__OBJETIVO A__
Atualize o resumo sobre colonialidade e militarização, substituindo "professor" por "docente". Reescreva o trecho entre "Victoria Torres Campbell" e "forças de segurança.", inclusive.

__TRECHO SELECIONADO__
◆ ◆ ◆ ◆ ◆

Victoria Torres Campbell
Bacharela em Relações Internacionais pela UFRRJ e Mestranda de Relações Internacionais na PUC-RIO
O trabalho está baseado no TCC orientado pelo professor Daniel Sebástian Henao.
A Intervenção Federal no Rio de Janeiro revela a persistência da matriz colonial, que impacta de maneira diferenciada corpos periféricos e não periféricos em uma realidade violenta. Essa violência é perpetuada por táticas de controle social, como a militarização das forças de segurança.
Palavras-chave: Colonialidade; Militarização; Rio de Janeiro.

◆ ◆ ◆ ◆ ◆

__OBJETIVO B__
Transcreva sem alterações as linhas, da primeira delas até a que contém "colorbar — [441, 9, 695, 20]", inclusive.

◆ ◆ ◆ ◆ ◆

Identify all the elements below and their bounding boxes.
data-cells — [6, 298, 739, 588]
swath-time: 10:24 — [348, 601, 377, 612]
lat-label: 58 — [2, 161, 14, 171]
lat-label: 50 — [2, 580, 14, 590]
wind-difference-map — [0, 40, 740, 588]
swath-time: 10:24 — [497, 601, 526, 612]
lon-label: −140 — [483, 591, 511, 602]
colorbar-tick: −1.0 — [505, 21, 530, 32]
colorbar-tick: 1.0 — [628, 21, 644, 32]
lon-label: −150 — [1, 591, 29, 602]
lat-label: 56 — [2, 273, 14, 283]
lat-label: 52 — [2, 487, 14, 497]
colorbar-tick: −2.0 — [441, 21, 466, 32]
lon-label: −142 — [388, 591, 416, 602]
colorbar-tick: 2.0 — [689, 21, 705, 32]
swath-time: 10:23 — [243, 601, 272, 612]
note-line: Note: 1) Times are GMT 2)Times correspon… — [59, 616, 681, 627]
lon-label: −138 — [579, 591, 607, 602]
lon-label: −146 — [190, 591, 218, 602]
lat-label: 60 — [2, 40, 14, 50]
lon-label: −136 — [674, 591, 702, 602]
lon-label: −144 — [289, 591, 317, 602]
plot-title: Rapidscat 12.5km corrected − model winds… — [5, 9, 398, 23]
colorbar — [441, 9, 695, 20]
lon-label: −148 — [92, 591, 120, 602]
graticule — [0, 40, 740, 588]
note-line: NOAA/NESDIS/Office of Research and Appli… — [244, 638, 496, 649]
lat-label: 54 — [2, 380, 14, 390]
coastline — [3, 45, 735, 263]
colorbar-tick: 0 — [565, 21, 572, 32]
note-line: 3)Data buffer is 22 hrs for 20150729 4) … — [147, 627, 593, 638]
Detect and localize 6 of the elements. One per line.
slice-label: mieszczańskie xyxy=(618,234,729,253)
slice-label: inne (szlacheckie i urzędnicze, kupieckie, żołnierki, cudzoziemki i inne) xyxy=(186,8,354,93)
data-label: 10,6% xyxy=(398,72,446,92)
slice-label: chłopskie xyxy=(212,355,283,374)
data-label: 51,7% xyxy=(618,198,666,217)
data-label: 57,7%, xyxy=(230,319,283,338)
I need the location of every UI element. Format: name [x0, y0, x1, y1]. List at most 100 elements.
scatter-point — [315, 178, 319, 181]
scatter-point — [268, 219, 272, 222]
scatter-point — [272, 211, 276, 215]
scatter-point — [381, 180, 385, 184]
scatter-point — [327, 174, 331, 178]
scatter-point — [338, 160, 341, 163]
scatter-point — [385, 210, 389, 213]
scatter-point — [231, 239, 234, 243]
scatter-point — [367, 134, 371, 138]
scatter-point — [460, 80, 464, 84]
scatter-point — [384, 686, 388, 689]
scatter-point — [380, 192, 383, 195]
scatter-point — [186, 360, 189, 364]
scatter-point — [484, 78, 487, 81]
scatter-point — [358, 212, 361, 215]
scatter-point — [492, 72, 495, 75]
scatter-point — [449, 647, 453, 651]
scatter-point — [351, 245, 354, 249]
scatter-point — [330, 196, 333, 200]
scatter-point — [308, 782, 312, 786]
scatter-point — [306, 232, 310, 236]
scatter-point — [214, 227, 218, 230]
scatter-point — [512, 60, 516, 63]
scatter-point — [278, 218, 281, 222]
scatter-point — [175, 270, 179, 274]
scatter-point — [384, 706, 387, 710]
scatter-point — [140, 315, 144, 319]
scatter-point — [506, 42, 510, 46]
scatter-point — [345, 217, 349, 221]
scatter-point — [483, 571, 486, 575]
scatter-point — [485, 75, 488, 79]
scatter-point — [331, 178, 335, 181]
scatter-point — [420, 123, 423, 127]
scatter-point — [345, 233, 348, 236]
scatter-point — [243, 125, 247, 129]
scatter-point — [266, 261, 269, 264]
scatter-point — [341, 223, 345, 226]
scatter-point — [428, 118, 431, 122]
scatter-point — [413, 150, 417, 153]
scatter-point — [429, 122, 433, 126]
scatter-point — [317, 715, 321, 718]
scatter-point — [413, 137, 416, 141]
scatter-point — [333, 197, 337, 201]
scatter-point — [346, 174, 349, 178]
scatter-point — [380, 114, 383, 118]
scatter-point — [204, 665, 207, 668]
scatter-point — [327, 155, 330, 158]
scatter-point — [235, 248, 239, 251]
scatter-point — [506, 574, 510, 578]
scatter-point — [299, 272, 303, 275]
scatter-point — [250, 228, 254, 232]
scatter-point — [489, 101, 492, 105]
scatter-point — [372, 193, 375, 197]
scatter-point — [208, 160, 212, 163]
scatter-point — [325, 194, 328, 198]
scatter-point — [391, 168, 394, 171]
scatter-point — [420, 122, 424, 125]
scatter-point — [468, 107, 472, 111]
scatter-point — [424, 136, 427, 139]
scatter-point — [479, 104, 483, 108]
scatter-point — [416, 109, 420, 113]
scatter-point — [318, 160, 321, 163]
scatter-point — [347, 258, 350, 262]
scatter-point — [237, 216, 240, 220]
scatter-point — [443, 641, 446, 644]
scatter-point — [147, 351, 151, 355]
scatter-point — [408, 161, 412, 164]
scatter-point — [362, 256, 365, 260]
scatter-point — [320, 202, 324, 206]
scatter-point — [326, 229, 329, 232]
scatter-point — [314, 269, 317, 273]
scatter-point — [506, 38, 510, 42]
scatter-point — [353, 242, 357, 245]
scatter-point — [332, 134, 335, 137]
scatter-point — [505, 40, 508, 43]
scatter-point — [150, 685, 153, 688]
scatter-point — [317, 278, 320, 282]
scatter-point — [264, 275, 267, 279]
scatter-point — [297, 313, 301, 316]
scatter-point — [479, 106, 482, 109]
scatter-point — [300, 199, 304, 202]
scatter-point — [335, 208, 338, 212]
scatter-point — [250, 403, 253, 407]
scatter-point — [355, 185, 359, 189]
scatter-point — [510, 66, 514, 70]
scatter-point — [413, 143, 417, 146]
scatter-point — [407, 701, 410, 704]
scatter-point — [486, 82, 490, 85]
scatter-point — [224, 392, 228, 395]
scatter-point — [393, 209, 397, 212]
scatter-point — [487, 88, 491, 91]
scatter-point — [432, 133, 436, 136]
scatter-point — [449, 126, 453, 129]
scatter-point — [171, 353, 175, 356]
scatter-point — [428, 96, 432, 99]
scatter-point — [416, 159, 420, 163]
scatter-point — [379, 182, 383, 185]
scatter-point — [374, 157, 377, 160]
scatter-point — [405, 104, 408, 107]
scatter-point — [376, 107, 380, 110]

◆ ◆ ◆ ◆ ◆

__RESULTADO FINAL A__
Victoria Torres Campbell
Bacharela em Relações Internacionais pela UFRRJ e Mestranda de Relações Internacionais na PUC-RIO
O trabalho está baseado no TCC orientado pelo docente Daniel Sebástian Henao.
A Intervenção Federal no Rio de Janeiro revela a persistência da matriz colonial, que impacta de maneira diferenciada corpos periféricos e não periféricos em uma realidade violenta. Essa violência é perpetuada por táticas de controle social, como a militarização das forças de segurança.

__RESULTADO FINAL B__
Identify all the elements below and their bounding boxes.
data-cells — [6, 298, 739, 588]
swath-time: 10:24 — [348, 601, 377, 612]
lat-label: 58 — [2, 161, 14, 171]
lat-label: 50 — [2, 580, 14, 590]
wind-difference-map — [0, 40, 740, 588]
swath-time: 10:24 — [497, 601, 526, 612]
lon-label: −140 — [483, 591, 511, 602]
colorbar-tick: −1.0 — [505, 21, 530, 32]
colorbar-tick: 1.0 — [628, 21, 644, 32]
lon-label: −150 — [1, 591, 29, 602]
lat-label: 56 — [2, 273, 14, 283]
lat-label: 52 — [2, 487, 14, 497]
colorbar-tick: −2.0 — [441, 21, 466, 32]
lon-label: −142 — [388, 591, 416, 602]
colorbar-tick: 2.0 — [689, 21, 705, 32]
swath-time: 10:23 — [243, 601, 272, 612]
note-line: Note: 1) Times are GMT 2)Times correspon… — [59, 616, 681, 627]
lon-label: −138 — [579, 591, 607, 602]
lon-label: −146 — [190, 591, 218, 602]
lat-label: 60 — [2, 40, 14, 50]
lon-label: −136 — [674, 591, 702, 602]
lon-label: −144 — [289, 591, 317, 602]
plot-title: Rapidscat 12.5km corrected − model winds… — [5, 9, 398, 23]
colorbar — [441, 9, 695, 20]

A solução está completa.